__Entries provided__
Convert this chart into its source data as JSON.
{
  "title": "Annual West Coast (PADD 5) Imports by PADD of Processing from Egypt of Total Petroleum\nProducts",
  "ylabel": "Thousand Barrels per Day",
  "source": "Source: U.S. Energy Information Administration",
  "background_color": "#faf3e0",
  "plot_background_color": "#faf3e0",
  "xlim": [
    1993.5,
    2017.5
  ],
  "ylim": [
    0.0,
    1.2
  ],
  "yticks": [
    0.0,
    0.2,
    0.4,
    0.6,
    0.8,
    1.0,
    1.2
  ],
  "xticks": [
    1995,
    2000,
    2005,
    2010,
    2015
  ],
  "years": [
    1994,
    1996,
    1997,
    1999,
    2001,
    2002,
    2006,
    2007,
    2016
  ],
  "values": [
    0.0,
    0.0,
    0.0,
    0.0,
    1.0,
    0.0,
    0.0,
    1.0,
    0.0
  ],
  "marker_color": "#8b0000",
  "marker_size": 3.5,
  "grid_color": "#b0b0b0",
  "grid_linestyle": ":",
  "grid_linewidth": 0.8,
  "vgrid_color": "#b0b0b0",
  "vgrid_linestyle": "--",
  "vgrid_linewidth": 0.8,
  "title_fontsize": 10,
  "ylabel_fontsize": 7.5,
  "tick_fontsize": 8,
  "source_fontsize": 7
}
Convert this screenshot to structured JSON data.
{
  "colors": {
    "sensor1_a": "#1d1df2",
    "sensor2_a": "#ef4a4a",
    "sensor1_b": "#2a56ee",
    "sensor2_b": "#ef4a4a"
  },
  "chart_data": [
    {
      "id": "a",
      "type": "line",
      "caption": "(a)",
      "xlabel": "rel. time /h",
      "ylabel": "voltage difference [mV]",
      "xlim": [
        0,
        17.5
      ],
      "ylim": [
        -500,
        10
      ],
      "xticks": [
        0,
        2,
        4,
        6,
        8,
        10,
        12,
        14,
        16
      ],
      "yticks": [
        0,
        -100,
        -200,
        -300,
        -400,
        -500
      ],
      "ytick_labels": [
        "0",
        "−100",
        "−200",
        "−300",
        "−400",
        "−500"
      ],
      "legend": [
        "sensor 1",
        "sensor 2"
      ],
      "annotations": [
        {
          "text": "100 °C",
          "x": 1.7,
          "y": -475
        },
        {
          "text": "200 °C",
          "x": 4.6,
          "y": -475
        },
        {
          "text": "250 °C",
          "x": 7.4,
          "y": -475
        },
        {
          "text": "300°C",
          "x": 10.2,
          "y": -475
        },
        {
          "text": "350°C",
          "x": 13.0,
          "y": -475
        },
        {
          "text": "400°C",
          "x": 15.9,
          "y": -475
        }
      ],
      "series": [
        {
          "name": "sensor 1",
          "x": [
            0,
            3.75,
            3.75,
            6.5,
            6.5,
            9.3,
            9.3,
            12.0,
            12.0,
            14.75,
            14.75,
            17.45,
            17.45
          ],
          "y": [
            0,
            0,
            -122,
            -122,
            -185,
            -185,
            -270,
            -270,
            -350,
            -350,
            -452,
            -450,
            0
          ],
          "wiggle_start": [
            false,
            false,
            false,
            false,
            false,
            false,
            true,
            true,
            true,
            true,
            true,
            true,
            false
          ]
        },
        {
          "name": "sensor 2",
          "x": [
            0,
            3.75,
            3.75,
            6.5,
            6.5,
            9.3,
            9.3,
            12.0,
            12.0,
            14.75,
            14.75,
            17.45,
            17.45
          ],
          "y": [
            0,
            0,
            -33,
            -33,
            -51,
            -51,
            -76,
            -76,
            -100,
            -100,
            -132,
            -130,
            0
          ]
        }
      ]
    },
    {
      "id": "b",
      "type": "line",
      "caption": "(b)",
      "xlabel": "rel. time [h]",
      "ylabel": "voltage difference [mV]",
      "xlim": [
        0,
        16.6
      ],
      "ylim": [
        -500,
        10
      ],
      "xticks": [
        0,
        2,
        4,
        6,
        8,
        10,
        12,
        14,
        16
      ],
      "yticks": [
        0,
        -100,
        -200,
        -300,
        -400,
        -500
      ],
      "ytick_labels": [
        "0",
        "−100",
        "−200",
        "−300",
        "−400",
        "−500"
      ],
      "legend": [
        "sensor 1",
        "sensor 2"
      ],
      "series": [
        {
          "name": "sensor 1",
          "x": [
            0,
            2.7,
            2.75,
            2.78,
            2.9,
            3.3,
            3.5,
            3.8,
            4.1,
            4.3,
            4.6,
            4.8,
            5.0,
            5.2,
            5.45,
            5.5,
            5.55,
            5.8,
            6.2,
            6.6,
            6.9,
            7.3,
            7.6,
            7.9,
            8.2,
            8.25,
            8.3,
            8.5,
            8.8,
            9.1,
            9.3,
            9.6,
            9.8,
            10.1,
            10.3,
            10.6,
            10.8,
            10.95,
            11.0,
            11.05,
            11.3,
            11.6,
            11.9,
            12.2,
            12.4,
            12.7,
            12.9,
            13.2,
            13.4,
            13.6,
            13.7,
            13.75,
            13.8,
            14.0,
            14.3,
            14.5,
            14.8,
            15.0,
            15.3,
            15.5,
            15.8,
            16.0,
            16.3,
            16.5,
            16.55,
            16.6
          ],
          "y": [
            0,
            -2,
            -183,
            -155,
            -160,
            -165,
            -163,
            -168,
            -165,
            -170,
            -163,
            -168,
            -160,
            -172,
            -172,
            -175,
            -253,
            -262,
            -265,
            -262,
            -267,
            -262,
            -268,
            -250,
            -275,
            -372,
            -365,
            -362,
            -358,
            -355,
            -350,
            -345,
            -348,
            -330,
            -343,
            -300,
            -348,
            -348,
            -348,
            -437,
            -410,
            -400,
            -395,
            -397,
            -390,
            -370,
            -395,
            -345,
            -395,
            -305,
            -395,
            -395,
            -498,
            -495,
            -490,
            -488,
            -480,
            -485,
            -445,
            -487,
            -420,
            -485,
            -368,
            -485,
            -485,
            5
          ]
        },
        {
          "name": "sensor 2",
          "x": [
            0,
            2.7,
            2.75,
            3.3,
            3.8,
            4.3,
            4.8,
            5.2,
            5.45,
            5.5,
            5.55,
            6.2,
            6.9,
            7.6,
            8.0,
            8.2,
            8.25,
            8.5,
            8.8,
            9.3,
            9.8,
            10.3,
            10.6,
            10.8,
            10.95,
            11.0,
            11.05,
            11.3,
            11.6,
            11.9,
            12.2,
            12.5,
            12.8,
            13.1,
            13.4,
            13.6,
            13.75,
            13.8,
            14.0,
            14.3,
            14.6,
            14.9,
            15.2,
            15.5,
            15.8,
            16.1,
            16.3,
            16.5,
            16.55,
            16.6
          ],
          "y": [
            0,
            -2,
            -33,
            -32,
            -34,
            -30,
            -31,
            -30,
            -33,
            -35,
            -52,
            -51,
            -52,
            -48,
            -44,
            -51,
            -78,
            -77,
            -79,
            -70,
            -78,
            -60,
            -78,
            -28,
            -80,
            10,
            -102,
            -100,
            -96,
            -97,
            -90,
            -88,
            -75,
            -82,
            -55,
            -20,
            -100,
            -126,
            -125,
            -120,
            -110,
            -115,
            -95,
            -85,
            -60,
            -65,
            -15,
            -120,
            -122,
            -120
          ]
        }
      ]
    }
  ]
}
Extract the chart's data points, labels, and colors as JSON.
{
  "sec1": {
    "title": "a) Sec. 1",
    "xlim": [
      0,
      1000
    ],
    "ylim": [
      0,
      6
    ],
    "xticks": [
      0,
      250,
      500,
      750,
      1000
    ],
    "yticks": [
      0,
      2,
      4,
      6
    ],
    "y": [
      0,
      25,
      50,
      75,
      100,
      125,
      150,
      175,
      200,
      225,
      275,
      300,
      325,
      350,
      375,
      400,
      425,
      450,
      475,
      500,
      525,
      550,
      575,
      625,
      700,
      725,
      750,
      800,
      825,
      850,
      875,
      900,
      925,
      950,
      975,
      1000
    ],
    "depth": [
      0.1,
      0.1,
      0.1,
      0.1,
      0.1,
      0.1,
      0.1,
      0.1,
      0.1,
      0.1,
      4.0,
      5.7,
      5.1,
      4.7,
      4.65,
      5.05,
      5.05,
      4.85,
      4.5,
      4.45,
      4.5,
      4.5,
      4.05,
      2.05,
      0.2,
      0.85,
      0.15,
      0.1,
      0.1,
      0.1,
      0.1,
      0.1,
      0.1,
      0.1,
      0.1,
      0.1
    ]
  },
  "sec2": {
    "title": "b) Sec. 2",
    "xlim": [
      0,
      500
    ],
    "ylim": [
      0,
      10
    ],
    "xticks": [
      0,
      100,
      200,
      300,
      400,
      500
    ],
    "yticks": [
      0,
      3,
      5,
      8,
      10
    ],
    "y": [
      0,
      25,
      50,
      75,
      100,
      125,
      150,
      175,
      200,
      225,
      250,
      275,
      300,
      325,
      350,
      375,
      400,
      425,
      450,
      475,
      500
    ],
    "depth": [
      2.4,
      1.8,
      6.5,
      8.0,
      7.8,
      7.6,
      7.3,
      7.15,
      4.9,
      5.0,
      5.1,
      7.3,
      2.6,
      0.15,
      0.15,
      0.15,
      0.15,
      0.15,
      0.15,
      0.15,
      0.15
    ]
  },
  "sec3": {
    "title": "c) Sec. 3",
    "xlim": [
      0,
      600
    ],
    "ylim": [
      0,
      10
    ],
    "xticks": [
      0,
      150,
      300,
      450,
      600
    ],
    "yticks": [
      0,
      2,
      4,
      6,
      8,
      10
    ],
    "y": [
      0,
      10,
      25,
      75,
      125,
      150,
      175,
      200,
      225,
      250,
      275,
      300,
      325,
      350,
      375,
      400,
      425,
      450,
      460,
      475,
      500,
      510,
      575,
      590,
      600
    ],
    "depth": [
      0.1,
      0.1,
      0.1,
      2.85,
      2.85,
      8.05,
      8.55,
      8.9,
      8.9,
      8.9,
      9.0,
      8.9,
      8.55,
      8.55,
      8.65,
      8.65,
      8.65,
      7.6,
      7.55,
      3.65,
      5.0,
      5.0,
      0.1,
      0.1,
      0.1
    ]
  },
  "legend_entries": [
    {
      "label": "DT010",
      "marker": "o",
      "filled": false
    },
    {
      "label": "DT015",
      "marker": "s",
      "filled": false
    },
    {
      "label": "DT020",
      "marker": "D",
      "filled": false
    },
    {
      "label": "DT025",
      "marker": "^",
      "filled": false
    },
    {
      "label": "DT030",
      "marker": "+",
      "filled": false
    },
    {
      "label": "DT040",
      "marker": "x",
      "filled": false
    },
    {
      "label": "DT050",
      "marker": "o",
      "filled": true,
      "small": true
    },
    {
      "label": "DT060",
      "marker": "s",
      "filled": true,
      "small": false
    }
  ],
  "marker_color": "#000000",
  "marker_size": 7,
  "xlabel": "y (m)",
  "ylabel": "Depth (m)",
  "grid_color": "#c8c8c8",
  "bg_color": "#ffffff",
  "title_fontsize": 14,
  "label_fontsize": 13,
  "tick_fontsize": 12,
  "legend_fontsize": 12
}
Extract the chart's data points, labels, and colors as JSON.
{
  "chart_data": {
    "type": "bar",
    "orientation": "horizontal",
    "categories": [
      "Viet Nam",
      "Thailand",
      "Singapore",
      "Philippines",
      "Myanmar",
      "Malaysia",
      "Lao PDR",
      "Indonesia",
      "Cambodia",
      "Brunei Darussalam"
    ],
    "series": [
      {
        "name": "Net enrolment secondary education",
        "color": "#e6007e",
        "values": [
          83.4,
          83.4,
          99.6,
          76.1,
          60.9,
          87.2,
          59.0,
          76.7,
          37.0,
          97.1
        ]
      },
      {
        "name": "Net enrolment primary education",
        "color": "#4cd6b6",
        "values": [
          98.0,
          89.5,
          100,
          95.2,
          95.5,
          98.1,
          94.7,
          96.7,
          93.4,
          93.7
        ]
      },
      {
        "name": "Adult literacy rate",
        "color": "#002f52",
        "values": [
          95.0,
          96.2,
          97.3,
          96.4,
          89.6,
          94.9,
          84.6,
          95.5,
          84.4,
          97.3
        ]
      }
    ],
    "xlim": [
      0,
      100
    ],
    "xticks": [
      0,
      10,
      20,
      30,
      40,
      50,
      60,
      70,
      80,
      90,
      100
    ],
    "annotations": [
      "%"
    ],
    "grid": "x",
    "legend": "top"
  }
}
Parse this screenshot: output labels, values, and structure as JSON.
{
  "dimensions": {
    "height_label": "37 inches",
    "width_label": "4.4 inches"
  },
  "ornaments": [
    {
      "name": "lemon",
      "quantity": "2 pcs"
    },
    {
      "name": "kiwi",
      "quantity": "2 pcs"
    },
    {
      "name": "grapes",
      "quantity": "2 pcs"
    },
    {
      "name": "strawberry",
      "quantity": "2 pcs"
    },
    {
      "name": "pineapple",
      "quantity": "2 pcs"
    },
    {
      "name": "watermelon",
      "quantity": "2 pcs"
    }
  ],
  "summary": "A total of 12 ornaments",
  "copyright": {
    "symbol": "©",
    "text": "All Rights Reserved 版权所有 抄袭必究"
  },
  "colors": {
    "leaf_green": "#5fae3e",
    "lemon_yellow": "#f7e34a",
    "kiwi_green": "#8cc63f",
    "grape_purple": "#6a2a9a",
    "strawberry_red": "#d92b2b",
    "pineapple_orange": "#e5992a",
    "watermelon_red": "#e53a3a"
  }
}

__Task prompt__
Find the string "Convert" in the listing and return every line that holds it.

__Written solution__
Convert this chart into its source data as JSON.
Convert this screenshot to structured JSON data.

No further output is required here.